* TASK REQUIREMENTS
Please repeat all of the listing exactly.
────
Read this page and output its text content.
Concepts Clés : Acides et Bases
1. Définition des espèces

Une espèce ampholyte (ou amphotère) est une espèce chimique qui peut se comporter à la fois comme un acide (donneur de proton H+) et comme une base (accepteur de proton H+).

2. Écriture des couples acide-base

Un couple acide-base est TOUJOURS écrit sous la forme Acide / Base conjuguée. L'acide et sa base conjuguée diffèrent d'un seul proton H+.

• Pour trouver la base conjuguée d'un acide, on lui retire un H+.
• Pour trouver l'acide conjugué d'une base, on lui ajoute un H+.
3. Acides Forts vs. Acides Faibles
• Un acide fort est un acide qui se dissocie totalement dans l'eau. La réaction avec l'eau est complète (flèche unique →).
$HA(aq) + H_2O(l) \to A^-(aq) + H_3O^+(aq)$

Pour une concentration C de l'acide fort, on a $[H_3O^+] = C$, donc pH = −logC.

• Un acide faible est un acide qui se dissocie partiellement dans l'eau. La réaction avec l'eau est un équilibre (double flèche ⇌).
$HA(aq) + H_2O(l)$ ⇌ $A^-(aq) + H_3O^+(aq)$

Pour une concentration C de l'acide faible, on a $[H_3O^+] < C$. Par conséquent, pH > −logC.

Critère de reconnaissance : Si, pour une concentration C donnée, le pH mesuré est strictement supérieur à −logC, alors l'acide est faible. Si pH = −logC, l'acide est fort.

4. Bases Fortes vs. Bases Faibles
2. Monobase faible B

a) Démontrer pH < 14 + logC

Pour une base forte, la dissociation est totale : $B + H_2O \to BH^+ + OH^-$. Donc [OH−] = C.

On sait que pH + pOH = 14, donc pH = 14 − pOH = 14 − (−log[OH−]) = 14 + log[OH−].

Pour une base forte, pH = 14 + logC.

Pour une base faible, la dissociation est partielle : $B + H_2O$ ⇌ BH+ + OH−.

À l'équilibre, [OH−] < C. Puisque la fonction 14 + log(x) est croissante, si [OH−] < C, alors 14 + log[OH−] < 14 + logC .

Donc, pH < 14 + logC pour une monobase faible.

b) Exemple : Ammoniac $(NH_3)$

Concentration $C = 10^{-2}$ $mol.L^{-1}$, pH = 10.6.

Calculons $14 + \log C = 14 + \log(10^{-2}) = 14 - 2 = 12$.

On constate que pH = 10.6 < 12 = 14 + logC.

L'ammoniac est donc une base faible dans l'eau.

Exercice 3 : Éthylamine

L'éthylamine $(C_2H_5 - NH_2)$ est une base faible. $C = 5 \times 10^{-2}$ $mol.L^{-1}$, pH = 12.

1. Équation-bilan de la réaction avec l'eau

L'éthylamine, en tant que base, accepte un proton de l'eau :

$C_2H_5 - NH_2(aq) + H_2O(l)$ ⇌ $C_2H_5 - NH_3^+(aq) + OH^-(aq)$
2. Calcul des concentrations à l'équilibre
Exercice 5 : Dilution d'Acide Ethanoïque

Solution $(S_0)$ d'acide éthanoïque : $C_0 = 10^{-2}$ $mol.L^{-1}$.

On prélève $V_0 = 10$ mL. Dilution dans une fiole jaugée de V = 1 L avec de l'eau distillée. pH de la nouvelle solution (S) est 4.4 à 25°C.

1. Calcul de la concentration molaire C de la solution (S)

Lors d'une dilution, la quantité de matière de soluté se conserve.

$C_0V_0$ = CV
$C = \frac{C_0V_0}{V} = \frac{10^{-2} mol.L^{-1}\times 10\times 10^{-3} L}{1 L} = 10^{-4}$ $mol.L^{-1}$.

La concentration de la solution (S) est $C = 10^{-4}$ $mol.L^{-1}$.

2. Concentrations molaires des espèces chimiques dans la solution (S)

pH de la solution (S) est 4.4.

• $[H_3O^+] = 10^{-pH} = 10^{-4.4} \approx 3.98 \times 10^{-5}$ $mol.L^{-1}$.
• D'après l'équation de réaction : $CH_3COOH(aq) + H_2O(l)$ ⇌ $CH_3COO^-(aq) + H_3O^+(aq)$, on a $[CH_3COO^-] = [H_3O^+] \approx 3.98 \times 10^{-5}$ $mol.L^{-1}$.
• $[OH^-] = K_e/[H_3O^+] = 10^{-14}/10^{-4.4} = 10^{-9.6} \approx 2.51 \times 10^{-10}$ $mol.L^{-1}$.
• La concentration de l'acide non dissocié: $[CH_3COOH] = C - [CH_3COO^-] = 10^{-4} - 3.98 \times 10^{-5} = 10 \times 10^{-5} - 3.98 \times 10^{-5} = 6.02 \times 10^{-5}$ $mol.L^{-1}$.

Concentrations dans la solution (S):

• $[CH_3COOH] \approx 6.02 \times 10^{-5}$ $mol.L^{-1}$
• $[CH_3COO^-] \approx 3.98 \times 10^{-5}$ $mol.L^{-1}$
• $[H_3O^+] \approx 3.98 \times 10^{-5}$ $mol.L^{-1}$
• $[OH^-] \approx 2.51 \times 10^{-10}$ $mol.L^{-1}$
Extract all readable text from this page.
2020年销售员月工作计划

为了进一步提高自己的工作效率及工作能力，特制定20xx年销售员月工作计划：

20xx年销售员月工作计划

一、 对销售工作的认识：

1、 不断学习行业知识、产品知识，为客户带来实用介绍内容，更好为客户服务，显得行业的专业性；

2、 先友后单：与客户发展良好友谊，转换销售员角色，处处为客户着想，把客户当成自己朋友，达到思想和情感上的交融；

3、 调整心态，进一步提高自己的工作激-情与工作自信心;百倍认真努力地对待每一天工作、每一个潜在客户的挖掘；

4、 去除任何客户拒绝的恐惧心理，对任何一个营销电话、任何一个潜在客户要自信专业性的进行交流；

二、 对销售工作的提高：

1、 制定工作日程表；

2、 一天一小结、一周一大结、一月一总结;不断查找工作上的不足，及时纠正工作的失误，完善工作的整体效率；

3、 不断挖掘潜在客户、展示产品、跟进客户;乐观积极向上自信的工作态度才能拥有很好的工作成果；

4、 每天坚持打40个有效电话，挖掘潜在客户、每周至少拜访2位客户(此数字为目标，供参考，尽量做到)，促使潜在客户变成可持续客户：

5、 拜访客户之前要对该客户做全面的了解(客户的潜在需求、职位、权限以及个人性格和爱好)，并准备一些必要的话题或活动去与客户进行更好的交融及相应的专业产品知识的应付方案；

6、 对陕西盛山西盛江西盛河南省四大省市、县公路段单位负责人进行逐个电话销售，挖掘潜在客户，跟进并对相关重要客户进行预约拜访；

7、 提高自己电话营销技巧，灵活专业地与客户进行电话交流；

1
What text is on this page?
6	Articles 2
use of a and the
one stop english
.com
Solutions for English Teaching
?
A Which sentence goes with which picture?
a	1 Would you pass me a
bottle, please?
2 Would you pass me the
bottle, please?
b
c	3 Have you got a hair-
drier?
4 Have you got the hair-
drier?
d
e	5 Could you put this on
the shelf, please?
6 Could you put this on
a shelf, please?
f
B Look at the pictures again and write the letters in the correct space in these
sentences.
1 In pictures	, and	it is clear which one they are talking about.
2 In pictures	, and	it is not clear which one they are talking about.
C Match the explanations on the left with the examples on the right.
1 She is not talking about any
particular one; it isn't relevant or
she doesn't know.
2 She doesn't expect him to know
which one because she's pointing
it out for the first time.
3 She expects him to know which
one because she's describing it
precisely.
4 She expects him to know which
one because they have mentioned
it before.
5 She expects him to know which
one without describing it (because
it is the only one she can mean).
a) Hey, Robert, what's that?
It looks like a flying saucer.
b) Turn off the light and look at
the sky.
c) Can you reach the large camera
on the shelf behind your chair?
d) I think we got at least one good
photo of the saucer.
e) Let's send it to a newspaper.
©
────
* ANSWER TO THE EXERCISE
Read this page and output its text content.
Concepts Clés : Acides et Bases
1. Définition des espèces

Une espèce ampholyte (ou amphotère) est une espèce chimique qui peut se comporter à la fois comme un acide (donneur de proton H+) et comme une base (accepteur de proton H+).

2. Écriture des couples acide-base

Un couple acide-base est TOUJOURS écrit sous la forme Acide / Base conjuguée. L'acide et sa base conjuguée diffèrent d'un seul proton H+.

• Pour trouver la base conjuguée d'un acide, on lui retire un H+.
• Pour trouver l'acide conjugué d'une base, on lui ajoute un H+.
3. Acides Forts vs. Acides Faibles
• Un acide fort est un acide qui se dissocie totalement dans l'eau. La réaction avec l'eau est complète (flèche unique →).
$HA(aq) + H_2O(l) \to A^-(aq) + H_3O^+(aq)$

Pour une concentration C de l'acide fort, on a $[H_3O^+] = C$, donc pH = −logC.

• Un acide faible est un acide qui se dissocie partiellement dans l'eau. La réaction avec l'eau est un équilibre (double flèche ⇌).
$HA(aq) + H_2O(l)$ ⇌ $A^-(aq) + H_3O^+(aq)$

Pour une concentration C de l'acide faible, on a $[H_3O^+] < C$. Par conséquent, pH > −logC.

Critère de reconnaissance : Si, pour une concentration C donnée, le pH mesuré est strictement supérieur à −logC, alors l'acide est faible. Si pH = −logC, l'acide est fort.

4. Bases Fortes vs. Bases Faibles
2. Monobase faible B

a) Démontrer pH < 14 + logC

Pour une base forte, la dissociation est totale : $B + H_2O \to BH^+ + OH^-$. Donc [OH−] = C.

On sait que pH + pOH = 14, donc pH = 14 − pOH = 14 − (−log[OH−]) = 14 + log[OH−].

Pour une base forte, pH = 14 + logC.

Pour une base faible, la dissociation est partielle : $B + H_2O$ ⇌ BH+ + OH−.

À l'équilibre, [OH−] < C. Puisque la fonction 14 + log(x) est croissante, si [OH−] < C, alors 14 + log[OH−] < 14 + logC .

Donc, pH < 14 + logC pour une monobase faible.

b) Exemple : Ammoniac $(NH_3)$

Concentration $C = 10^{-2}$ $mol.L^{-1}$, pH = 10.6.

Calculons $14 + \log C = 14 + \log(10^{-2}) = 14 - 2 = 12$.

On constate que pH = 10.6 < 12 = 14 + logC.

L'ammoniac est donc une base faible dans l'eau.

Exercice 3 : Éthylamine

L'éthylamine $(C_2H_5 - NH_2)$ est une base faible. $C = 5 \times 10^{-2}$ $mol.L^{-1}$, pH = 12.

1. Équation-bilan de la réaction avec l'eau

L'éthylamine, en tant que base, accepte un proton de l'eau :

$C_2H_5 - NH_2(aq) + H_2O(l)$ ⇌ $C_2H_5 - NH_3^+(aq) + OH^-(aq)$
2. Calcul des concentrations à l'équilibre
Exercice 5 : Dilution d'Acide Ethanoïque

Solution $(S_0)$ d'acide éthanoïque : $C_0 = 10^{-2}$ $mol.L^{-1}$.

On prélève $V_0 = 10$ mL. Dilution dans une fiole jaugée de V = 1 L avec de l'eau distillée. pH de la nouvelle solution (S) est 4.4 à 25°C.

1. Calcul de la concentration molaire C de la solution (S)

Lors d'une dilution, la quantité de matière de soluté se conserve.

$C_0V_0$ = CV
$C = \frac{C_0V_0}{V} = \frac{10^{-2} mol.L^{-1}\times 10\times 10^{-3} L}{1 L} = 10^{-4}$ $mol.L^{-1}$.

La concentration de la solution (S) est $C = 10^{-4}$ $mol.L^{-1}$.

2. Concentrations molaires des espèces chimiques dans la solution (S)

pH de la solution (S) est 4.4.

• $[H_3O^+] = 10^{-pH} = 10^{-4.4} \approx 3.98 \times 10^{-5}$ $mol.L^{-1}$.
• D'après l'équation de réaction : $CH_3COOH(aq) + H_2O(l)$ ⇌ $CH_3COO^-(aq) + H_3O^+(aq)$, on a $[CH_3COO^-] = [H_3O^+] \approx 3.98 \times 10^{-5}$ $mol.L^{-1}$.
• $[OH^-] = K_e/[H_3O^+] = 10^{-14}/10^{-4.4} = 10^{-9.6} \approx 2.51 \times 10^{-10}$ $mol.L^{-1}$.
• La concentration de l'acide non dissocié: $[CH_3COOH] = C - [CH_3COO^-] = 10^{-4} - 3.98 \times 10^{-5} = 10 \times 10^{-5} - 3.98 \times 10^{-5} = 6.02 \times 10^{-5}$ $mol.L^{-1}$.

Concentrations dans la solution (S):

• $[CH_3COOH] \approx 6.02 \times 10^{-5}$ $mol.L^{-1}$
• $[CH_3COO^-] \approx 3.98 \times 10^{-5}$ $mol.L^{-1}$
• $[H_3O^+] \approx 3.98 \times 10^{-5}$ $mol.L^{-1}$
• $[OH^-] \approx 2.51 \times 10^{-10}$ $mol.L^{-1}$
Extract all readable text from this page.
2020年销售员月工作计划

为了进一步提高自己的工作效率及工作能力，特制定20xx年销售员月工作计划：

20xx年销售员月工作计划

一、 对销售工作的认识：

1、 不断学习行业知识、产品知识，为客户带来实用介绍内容，更好为客户服务，显得行业的专业性；

2、 先友后单：与客户发展良好友谊，转换销售员角色，处处为客户着想，把客户当成自己朋友，达到思想和情感上的交融；

3、 调整心态，进一步提高自己的工作激-情与工作自信心;百倍认真努力地对待每一天工作、每一个潜在客户的挖掘；

4、 去除任何客户拒绝的恐惧心理，对任何一个营销电话、任何一个潜在客户要自信专业性的进行交流；

二、 对销售工作的提高：

1、 制定工作日程表；

2、 一天一小结、一周一大结、一月一总结;不断查找工作上的不足，及时纠正工作的失误，完善工作的整体效率；

3、 不断挖掘潜在客户、展示产品、跟进客户;乐观积极向上自信的工作态度才能拥有很好的工作成果；

4、 每天坚持打40个有效电话，挖掘潜在客户、每周至少拜访2位客户(此数字为目标，供参考，尽量做到)，促使潜在客户变成可持续客户：

5、 拜访客户之前要对该客户做全面的了解(客户的潜在需求、职位、权限以及个人性格和爱好)，并准备一些必要的话题或活动去与客户进行更好的交融及相应的专业产品知识的应付方案；

6、 对陕西盛山西盛江西盛河南省四大省市、县公路段单位负责人进行逐个电话销售，挖掘潜在客户，跟进并对相关重要客户进行预约拜访；

7、 提高自己电话营销技巧，灵活专业地与客户进行电话交流；

1
What text is on this page?
6	Articles 2
use of a and the
one stop english
.com
Solutions for English Teaching
?
A Which sentence goes with which picture?
a	1 Would you pass me a
bottle, please?
2 Would you pass me the
bottle, please?
b
c	3 Have you got a hair-
drier?
4 Have you got the hair-
drier?
d
e	5 Could you put this on
the shelf, please?
6 Could you put this on
a shelf, please?
f
B Look at the pictures again and write the letters in the correct space in these
sentences.
1 In pictures	, and	it is clear which one they are talking about.
2 In pictures	, and	it is not clear which one they are talking about.
C Match the explanations on the left with the examples on the right.
1 She is not talking about any
particular one; it isn't relevant or
she doesn't know.
2 She doesn't expect him to know
which one because she's pointing
it out for the first time.
3 She expects him to know which
one because she's describing it
precisely.
4 She expects him to know which
one because they have mentioned
it before.
5 She expects him to know which
one without describing it (because
it is the only one she can mean).
a) Hey, Robert, what's that?
It looks like a flying saucer.
b) Turn off the light and look at
the sky.
c) Can you reach the large camera
on the shelf behind your chair?
d) I think we got at least one good
photo of the saucer.
e) Let's send it to a newspaper.
©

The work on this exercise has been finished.